__Aim__
Every line of the material is to be quoted verbatim, minus the pictures.
──────── Record extracts ────────
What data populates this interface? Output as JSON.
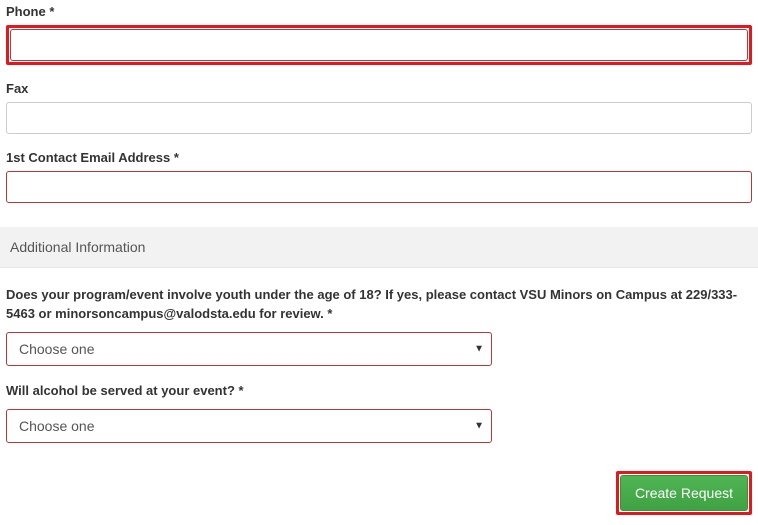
{
  "fields": {
    "phone": {
      "label": "Phone *"
    },
    "fax": {
      "label": "Fax"
    },
    "email1": {
      "label": "1st Contact Email Address *"
    }
  },
  "section": {
    "title": "Additional Information"
  },
  "questions": {
    "youth": {
      "label": "Does your program/event involve youth under the age of 18? If yes, please contact VSU Minors on Campus at 229/333-5463 or minorsoncampus@valodsta.edu for review. *",
      "placeholder": "Choose one"
    },
    "alcohol": {
      "label": "Will alcohol be served at your event? *",
      "placeholder": "Choose one"
    }
  },
  "buttons": {
    "create": "Create Request"
  }
}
────────
__Response to this task__
What data populates this interface? Output as JSON.
{
  "fields": {
    "phone": {
      "label": "Phone *"
    },
    "fax": {
      "label": "Fax"
    },
    "email1": {
      "label": "1st Contact Email Address *"
    }
  },
  "section": {
    "title": "Additional Information"
  },
  "questions": {
    "youth": {
      "label": "Does your program/event involve youth under the age of 18? If yes, please contact VSU Minors on Campus at 229/333-5463 or minorsoncampus@valodsta.edu for review. *",
      "placeholder": "Choose one"
    },
    "alcohol": {
      "label": "Will alcohol be served at your event? *",
      "placeholder": "Choose one"
    }
  },
  "buttons": {
    "create": "Create Request"
  }
}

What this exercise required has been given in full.